The records below need retyping in full; give them again exactly.

MATERIAL SUPPLIED
++++++

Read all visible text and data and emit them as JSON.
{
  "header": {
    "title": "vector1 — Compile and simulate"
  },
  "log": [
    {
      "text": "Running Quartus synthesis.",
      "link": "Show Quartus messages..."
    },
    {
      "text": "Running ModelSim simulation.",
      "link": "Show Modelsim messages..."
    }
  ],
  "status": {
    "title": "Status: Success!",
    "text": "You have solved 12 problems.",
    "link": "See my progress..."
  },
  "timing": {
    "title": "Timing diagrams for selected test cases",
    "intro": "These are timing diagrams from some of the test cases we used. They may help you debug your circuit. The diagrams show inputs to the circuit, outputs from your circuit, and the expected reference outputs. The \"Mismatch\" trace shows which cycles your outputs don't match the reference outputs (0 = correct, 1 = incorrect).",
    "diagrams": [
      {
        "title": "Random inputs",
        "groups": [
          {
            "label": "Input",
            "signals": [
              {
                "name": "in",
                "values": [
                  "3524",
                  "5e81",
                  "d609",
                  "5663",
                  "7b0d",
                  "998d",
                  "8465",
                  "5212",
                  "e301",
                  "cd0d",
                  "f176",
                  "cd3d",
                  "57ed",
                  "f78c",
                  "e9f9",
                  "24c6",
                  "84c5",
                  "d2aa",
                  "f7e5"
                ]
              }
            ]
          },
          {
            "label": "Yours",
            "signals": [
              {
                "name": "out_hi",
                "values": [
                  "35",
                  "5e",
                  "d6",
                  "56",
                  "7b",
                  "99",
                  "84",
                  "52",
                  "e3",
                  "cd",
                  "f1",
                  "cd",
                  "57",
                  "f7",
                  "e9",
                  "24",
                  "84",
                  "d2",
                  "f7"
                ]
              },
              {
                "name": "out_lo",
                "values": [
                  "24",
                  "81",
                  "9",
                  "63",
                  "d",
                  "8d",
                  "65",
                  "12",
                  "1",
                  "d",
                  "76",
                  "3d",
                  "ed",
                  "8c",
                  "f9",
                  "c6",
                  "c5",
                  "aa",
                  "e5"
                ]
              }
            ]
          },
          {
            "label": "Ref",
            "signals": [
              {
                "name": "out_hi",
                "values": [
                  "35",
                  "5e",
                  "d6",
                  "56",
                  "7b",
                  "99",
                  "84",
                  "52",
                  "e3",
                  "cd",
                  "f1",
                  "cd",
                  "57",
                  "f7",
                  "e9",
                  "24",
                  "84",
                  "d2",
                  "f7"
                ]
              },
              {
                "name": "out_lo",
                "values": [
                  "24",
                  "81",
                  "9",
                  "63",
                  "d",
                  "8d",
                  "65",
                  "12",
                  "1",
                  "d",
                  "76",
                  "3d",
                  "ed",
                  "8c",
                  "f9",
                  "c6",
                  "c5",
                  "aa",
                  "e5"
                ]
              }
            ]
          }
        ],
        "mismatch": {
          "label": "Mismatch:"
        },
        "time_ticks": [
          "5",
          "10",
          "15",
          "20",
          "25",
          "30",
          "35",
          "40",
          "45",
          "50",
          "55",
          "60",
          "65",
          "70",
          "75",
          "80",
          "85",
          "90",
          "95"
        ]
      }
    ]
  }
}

++++++

RESULT OF THIS TASK
Read all visible text and data and emit them as JSON.
{
  "header": {
    "title": "vector1 — Compile and simulate"
  },
  "log": [
    {
      "text": "Running Quartus synthesis.",
      "link": "Show Quartus messages..."
    },
    {
      "text": "Running ModelSim simulation.",
      "link": "Show Modelsim messages..."
    }
  ],
  "status": {
    "title": "Status: Success!",
    "text": "You have solved 12 problems.",
    "link": "See my progress..."
  },
  "timing": {
    "title": "Timing diagrams for selected test cases",
    "intro": "These are timing diagrams from some of the test cases we used. They may help you debug your circuit. The diagrams show inputs to the circuit, outputs from your circuit, and the expected reference outputs. The \"Mismatch\" trace shows which cycles your outputs don't match the reference outputs (0 = correct, 1 = incorrect).",
    "diagrams": [
      {
        "title": "Random inputs",
        "groups": [
          {
            "label": "Input",
            "signals": [
              {
                "name": "in",
                "values": [
                  "3524",
                  "5e81",
                  "d609",
                  "5663",
                  "7b0d",
                  "998d",
                  "8465",
                  "5212",
                  "e301",
                  "cd0d",
                  "f176",
                  "cd3d",
                  "57ed",
                  "f78c",
                  "e9f9",
                  "24c6",
                  "84c5",
                  "d2aa",
                  "f7e5"
                ]
              }
            ]
          },
          {
            "label": "Yours",
            "signals": [
              {
                "name": "out_hi",
                "values": [
                  "35",
                  "5e",
                  "d6",
                  "56",
                  "7b",
                  "99",
                  "84",
                  "52",
                  "e3",
                  "cd",
                  "f1",
                  "cd",
                  "57",
                  "f7",
                  "e9",
                  "24",
                  "84",
                  "d2",
                  "f7"
                ]
              },
              {
                "name": "out_lo",
                "values": [
                  "24",
                  "81",
                  "9",
                  "63",
                  "d",
                  "8d",
                  "65",
                  "12",
                  "1",
                  "d",
                  "76",
                  "3d",
                  "ed",
                  "8c",
                  "f9",
                  "c6",
                  "c5",
                  "aa",
                  "e5"
                ]
              }
            ]
          },
          {
            "label": "Ref",
            "signals": [
              {
                "name": "out_hi",
                "values": [
                  "35",
                  "5e",
                  "d6",
                  "56",
                  "7b",
                  "99",
                  "84",
                  "52",
                  "e3",
                  "cd",
                  "f1",
                  "cd",
                  "57",
                  "f7",
                  "e9",
                  "24",
                  "84",
                  "d2",
                  "f7"
                ]
              },
              {
                "name": "out_lo",
                "values": [
                  "24",
                  "81",
                  "9",
                  "63",
                  "d",
                  "8d",
                  "65",
                  "12",
                  "1",
                  "d",
                  "76",
                  "3d",
                  "ed",
                  "8c",
                  "f9",
                  "c6",
                  "c5",
                  "aa",
                  "e5"
                ]
              }
            ]
          }
        ],
        "mismatch": {
          "label": "Mismatch:"
        },
        "time_ticks": [
          "5",
          "10",
          "15",
          "20",
          "25",
          "30",
          "35",
          "40",
          "45",
          "50",
          "55",
          "60",
          "65",
          "70",
          "75",
          "80",
          "85",
          "90",
          "95"
        ]
      }
    ]
  }
}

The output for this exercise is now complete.